[START OF Input records]

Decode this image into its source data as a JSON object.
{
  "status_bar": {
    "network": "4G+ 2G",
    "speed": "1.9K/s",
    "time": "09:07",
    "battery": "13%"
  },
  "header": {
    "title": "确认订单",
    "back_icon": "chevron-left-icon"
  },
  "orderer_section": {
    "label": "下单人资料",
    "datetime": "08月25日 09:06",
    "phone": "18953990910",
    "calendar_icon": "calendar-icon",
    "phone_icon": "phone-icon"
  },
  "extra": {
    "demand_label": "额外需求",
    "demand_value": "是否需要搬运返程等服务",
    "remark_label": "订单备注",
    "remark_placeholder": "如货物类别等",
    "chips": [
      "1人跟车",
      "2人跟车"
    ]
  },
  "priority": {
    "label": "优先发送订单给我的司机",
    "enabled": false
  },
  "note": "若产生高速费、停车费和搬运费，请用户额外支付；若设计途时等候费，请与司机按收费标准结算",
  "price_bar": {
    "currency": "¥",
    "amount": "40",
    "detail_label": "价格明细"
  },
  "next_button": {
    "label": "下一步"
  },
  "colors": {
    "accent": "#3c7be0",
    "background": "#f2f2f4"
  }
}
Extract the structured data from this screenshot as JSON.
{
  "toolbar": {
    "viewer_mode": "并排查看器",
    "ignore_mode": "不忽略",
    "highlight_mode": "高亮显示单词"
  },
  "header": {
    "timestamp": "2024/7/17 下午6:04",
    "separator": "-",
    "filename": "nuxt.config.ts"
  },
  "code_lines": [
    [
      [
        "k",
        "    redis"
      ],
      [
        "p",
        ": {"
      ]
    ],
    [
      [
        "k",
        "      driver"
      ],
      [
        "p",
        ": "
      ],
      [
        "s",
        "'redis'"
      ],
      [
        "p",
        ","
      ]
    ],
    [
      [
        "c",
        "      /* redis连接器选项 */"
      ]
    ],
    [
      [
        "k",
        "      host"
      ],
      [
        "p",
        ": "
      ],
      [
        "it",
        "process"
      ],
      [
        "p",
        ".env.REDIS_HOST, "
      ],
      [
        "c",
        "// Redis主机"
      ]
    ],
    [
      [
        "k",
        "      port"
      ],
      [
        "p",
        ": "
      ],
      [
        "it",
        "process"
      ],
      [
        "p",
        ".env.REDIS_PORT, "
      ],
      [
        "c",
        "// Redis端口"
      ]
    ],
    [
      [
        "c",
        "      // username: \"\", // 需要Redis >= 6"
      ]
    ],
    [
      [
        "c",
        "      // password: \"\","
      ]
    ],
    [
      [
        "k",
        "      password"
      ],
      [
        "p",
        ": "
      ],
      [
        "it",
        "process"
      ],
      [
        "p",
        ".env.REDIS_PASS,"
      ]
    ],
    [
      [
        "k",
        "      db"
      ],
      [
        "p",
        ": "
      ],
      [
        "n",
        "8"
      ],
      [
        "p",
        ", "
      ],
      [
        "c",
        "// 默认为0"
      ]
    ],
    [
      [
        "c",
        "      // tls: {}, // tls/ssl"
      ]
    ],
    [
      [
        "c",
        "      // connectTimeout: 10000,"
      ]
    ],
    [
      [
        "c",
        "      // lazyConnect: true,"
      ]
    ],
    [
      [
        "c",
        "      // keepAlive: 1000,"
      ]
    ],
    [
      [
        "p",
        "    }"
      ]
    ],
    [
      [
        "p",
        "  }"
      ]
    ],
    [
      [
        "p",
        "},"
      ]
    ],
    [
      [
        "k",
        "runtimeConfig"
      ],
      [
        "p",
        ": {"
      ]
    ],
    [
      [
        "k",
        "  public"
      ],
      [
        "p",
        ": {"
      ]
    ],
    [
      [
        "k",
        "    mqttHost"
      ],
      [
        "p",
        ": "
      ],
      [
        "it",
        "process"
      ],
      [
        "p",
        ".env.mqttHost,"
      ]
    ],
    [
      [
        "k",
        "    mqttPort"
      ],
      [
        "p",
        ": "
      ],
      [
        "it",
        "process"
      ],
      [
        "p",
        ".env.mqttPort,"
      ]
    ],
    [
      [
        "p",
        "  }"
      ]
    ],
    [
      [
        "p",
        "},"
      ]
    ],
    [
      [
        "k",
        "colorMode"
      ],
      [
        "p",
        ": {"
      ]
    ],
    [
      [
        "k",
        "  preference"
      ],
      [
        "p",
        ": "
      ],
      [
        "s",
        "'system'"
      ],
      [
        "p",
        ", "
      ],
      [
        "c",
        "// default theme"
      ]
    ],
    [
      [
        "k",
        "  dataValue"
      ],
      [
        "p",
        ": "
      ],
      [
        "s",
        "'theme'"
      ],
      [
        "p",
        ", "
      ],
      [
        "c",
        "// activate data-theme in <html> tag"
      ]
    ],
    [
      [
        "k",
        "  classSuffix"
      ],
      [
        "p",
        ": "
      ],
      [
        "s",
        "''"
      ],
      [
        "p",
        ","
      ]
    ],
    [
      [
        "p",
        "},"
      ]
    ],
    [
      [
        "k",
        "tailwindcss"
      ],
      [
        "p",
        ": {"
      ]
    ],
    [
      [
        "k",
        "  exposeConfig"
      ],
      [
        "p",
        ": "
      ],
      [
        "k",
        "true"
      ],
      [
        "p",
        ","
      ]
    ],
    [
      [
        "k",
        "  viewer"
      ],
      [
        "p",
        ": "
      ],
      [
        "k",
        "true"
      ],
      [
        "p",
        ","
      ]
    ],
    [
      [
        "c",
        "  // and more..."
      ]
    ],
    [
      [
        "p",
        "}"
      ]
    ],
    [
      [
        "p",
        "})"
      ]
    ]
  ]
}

[END OF Input records]

Show all lines in the entries above where the string "phone" appears.

    "phone": "18953990910",
    "phone_icon": "phone-icon"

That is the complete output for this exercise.